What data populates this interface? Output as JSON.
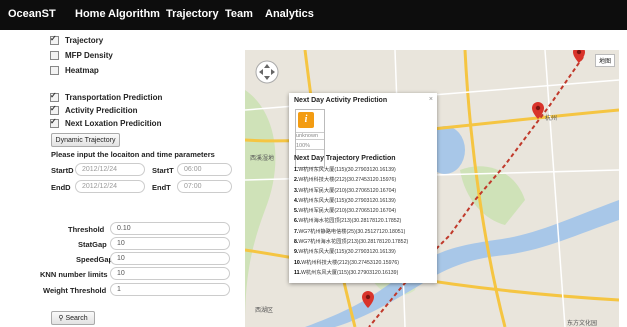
▬▬▬▬▬▬
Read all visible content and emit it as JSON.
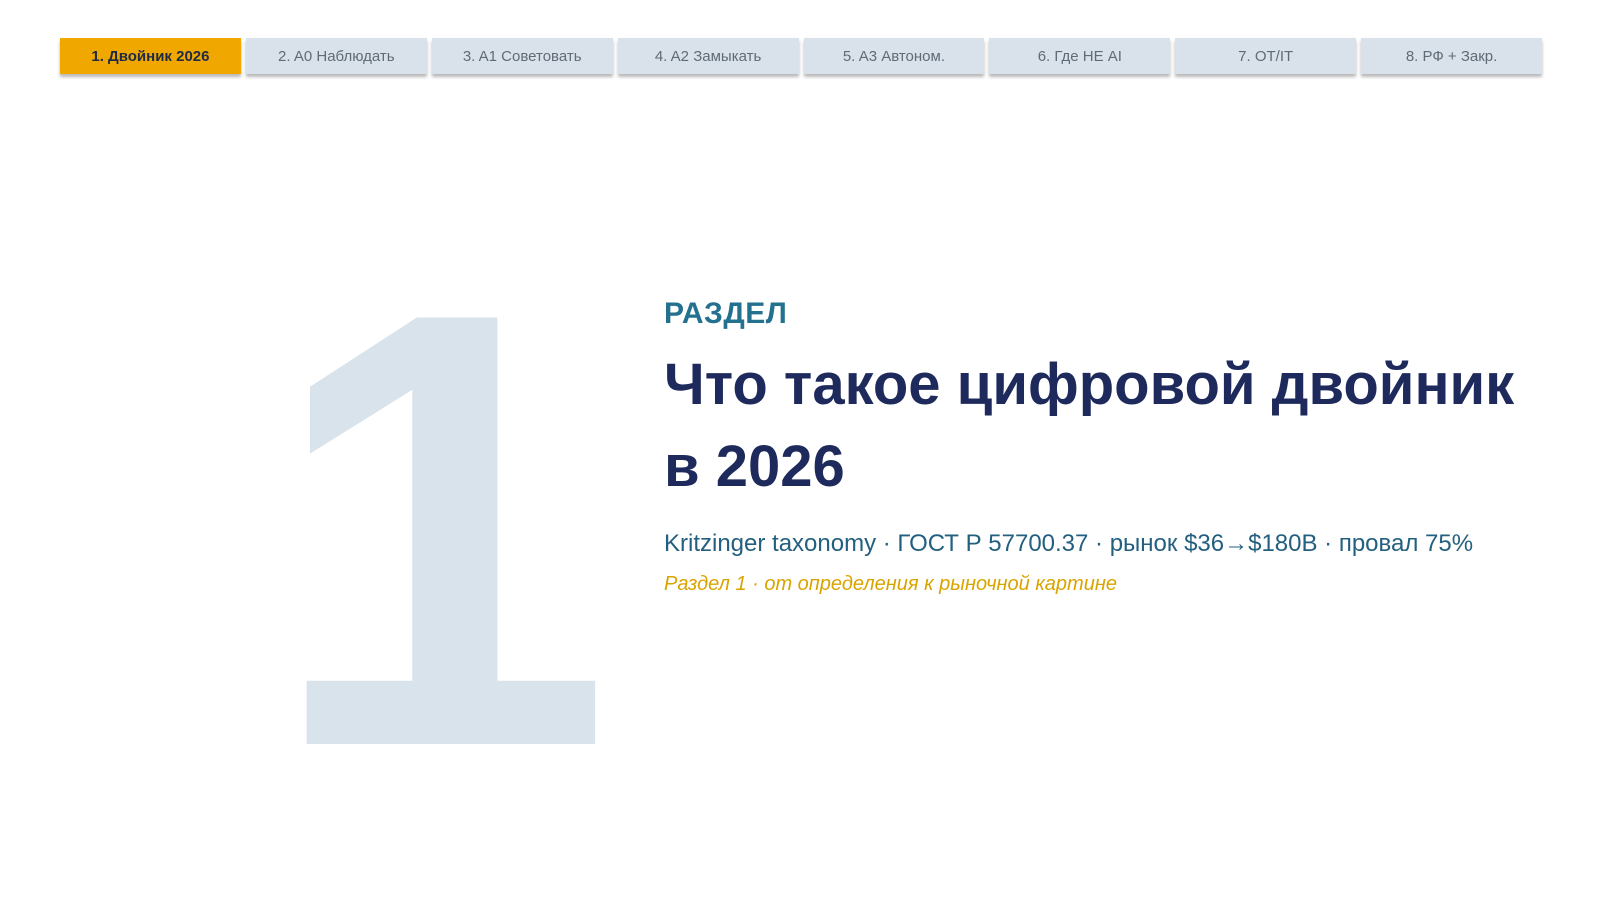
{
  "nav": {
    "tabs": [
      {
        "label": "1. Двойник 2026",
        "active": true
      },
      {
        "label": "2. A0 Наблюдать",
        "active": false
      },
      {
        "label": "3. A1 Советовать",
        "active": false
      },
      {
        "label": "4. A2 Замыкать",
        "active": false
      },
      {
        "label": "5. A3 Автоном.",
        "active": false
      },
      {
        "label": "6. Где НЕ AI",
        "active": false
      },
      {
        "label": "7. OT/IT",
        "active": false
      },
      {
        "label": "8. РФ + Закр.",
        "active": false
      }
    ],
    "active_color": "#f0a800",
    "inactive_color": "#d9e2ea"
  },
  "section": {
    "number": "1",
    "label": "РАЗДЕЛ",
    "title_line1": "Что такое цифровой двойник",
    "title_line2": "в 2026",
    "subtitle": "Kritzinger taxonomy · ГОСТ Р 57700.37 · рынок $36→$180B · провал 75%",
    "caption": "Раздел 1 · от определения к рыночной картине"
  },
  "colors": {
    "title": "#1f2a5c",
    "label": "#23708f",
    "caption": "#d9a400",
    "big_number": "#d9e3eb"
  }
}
▬▬▬▬▬▬
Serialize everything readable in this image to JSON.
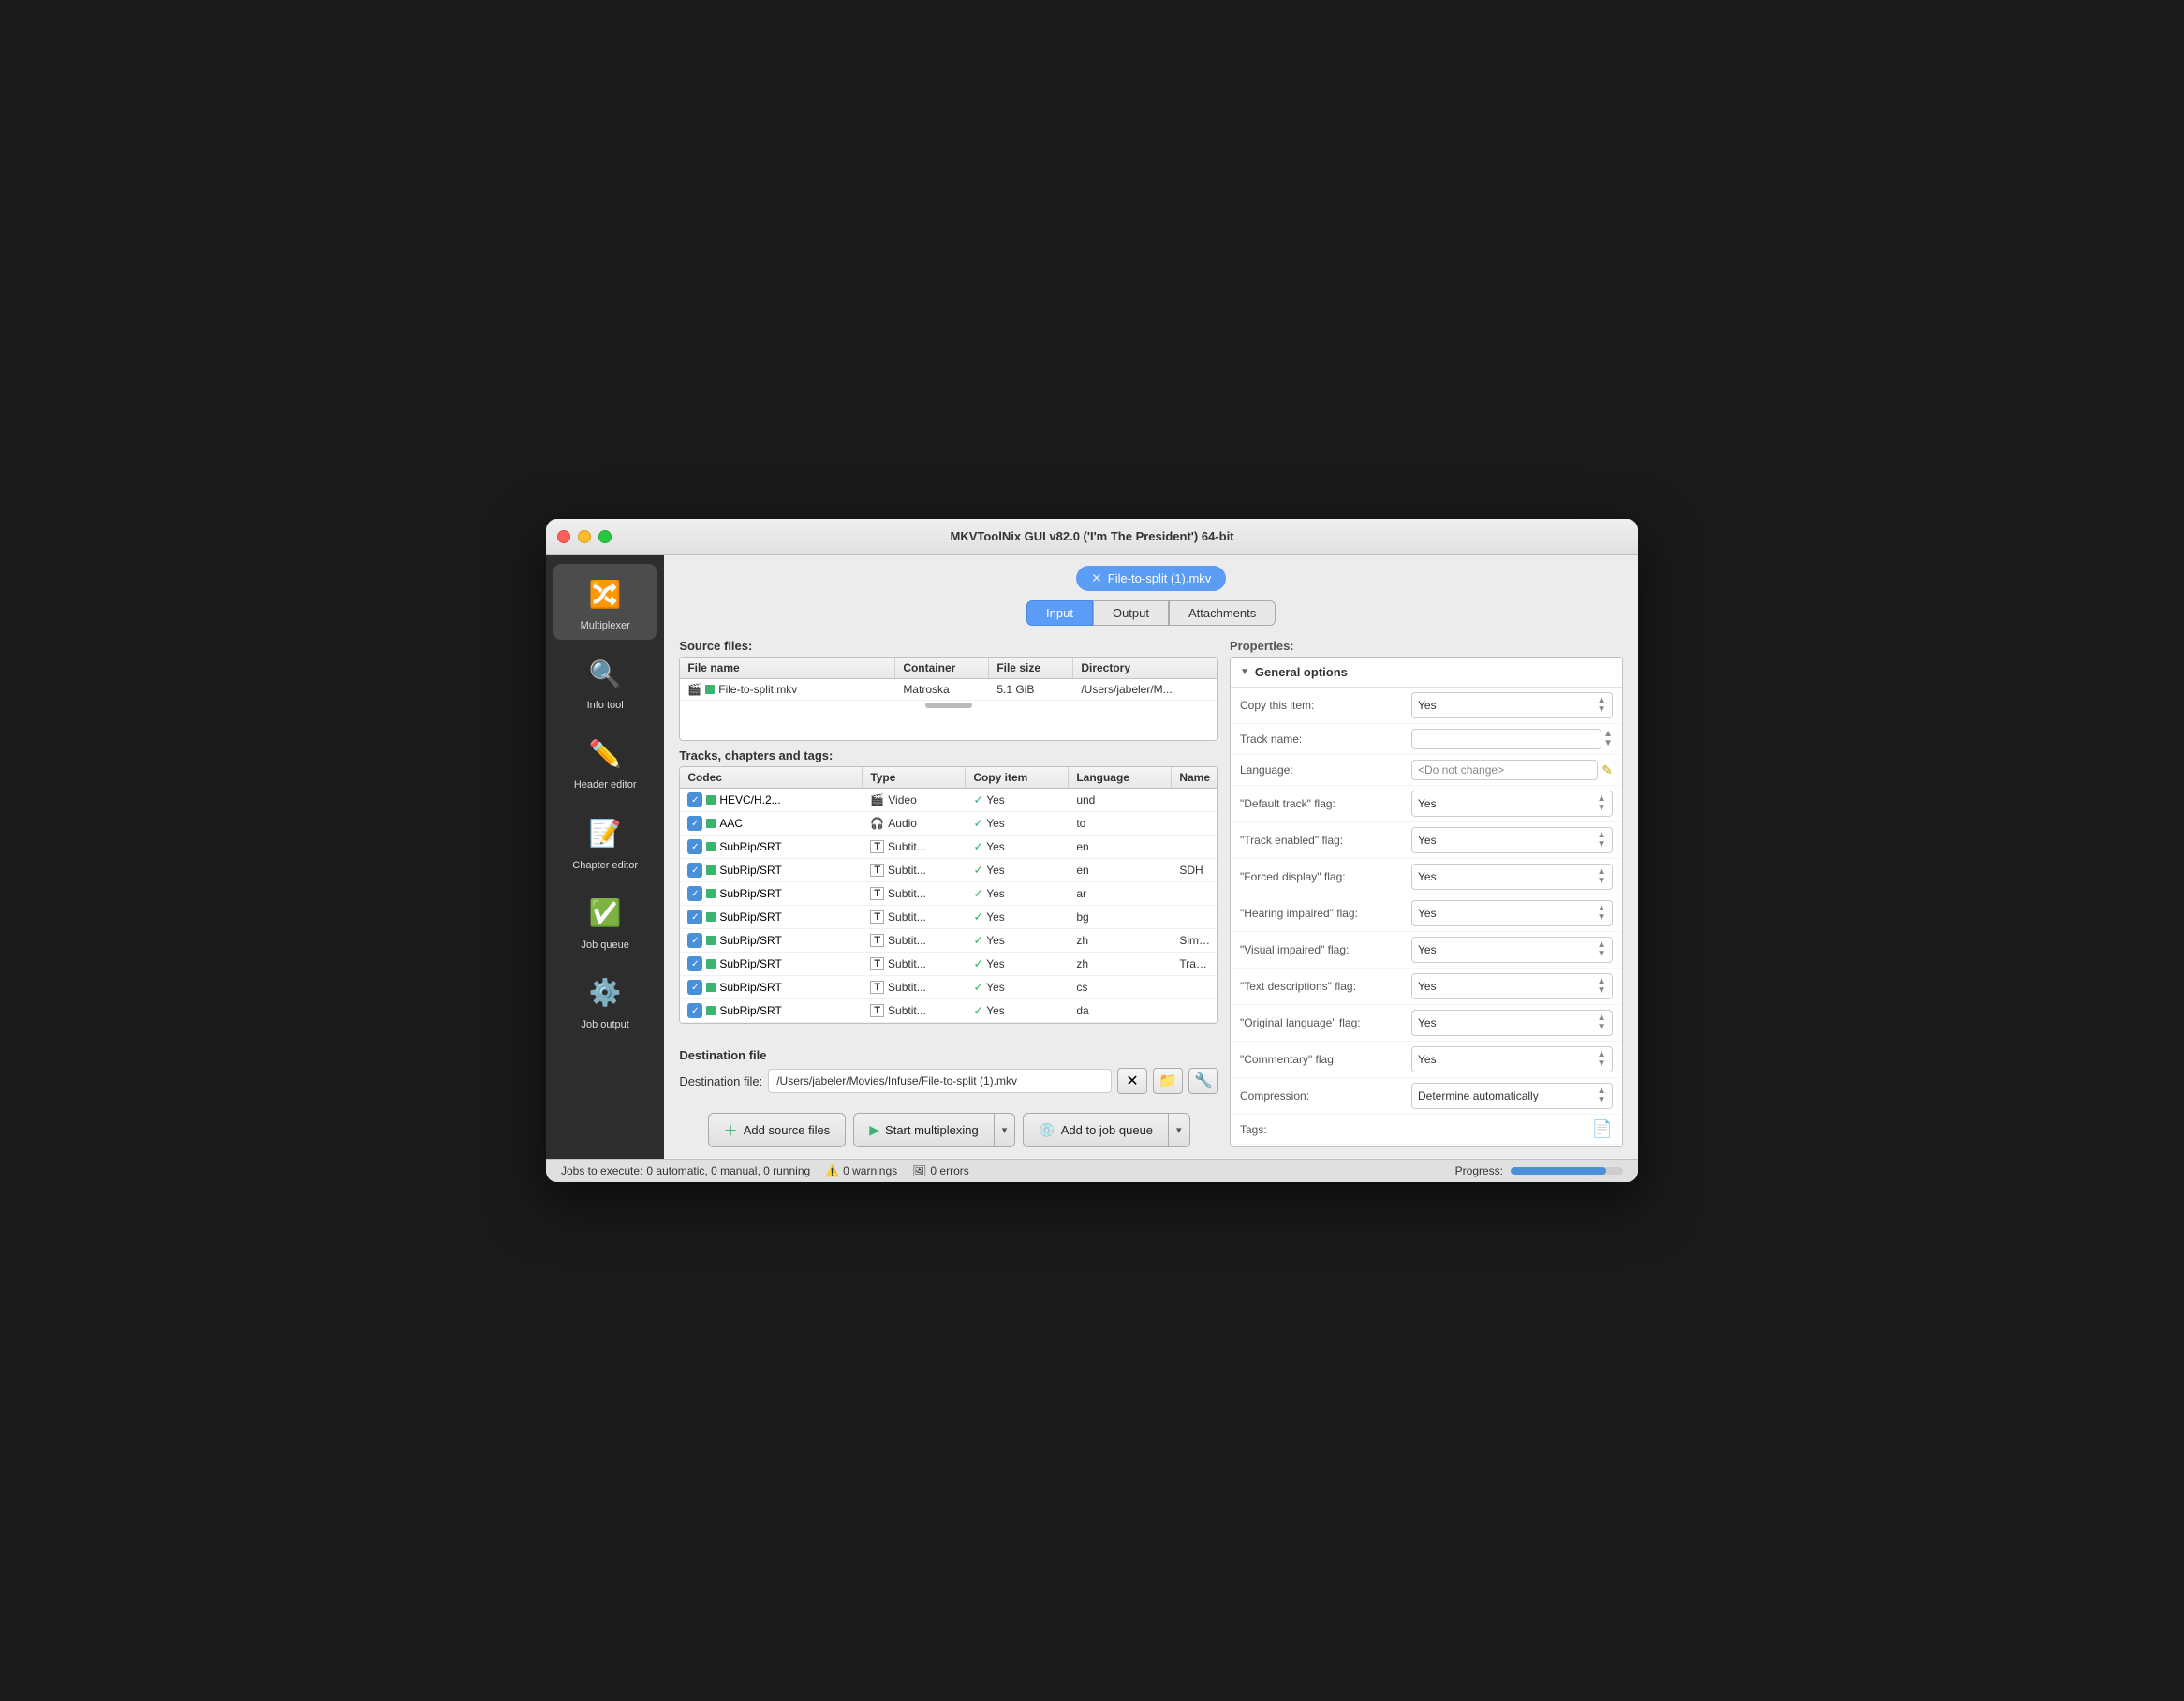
▬▬▬▬▬▬
**STATED EXERCISE:** Lines that hold the word "this" are the ones to return, every one of them.

**ANSWER:**
What data populates this interface? Output as JSON.
Serialize everything readable in this image to JSON.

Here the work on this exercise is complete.